(Structured figure records)
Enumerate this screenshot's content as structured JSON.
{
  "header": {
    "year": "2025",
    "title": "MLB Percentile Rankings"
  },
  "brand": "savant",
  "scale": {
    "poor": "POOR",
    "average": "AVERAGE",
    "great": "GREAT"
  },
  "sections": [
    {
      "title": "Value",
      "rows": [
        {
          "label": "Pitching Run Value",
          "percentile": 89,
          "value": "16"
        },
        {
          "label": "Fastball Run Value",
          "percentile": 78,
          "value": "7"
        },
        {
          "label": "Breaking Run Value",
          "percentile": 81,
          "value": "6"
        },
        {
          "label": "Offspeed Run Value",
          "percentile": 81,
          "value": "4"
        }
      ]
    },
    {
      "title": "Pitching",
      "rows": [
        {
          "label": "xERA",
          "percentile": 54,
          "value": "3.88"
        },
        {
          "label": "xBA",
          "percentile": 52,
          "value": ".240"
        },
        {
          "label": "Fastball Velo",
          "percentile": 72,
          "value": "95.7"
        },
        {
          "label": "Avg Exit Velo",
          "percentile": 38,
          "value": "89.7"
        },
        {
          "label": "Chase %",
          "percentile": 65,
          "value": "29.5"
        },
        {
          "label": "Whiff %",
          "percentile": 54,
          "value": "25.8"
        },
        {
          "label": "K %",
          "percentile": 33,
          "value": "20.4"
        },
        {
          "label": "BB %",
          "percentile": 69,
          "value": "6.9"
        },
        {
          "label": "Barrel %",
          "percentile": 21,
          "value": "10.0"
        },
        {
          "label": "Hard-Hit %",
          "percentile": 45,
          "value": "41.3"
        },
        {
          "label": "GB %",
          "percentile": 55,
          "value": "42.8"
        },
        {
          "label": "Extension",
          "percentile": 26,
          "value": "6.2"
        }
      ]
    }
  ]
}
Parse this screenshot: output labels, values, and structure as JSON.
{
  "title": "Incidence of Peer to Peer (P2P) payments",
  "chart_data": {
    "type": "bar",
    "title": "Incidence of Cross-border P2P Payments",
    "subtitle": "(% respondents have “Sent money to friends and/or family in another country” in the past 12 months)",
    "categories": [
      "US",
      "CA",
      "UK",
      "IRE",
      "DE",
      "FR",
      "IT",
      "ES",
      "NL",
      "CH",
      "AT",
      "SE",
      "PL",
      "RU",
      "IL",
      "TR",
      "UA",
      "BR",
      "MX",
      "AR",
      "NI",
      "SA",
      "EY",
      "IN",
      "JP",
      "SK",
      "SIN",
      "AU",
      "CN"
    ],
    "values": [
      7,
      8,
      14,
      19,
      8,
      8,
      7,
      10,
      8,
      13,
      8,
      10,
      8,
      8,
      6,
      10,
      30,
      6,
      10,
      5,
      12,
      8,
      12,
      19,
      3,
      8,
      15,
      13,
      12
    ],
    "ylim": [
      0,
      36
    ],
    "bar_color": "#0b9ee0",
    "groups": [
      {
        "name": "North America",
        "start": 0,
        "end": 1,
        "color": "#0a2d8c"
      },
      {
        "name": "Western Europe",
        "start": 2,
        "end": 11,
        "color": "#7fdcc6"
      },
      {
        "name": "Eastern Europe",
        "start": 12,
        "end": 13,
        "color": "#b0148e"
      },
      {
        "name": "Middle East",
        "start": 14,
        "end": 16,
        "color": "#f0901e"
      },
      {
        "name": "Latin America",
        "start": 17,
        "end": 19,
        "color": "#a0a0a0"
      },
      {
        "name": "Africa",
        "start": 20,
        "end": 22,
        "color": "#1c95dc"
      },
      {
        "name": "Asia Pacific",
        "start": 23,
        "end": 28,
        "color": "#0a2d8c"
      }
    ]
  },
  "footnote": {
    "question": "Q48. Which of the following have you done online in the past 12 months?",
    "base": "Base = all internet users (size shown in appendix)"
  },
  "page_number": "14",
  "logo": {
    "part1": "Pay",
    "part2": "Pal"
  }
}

• Job
Among the entries above, how many lines hold the word "start"? Reply with only that number.

• Answer below
7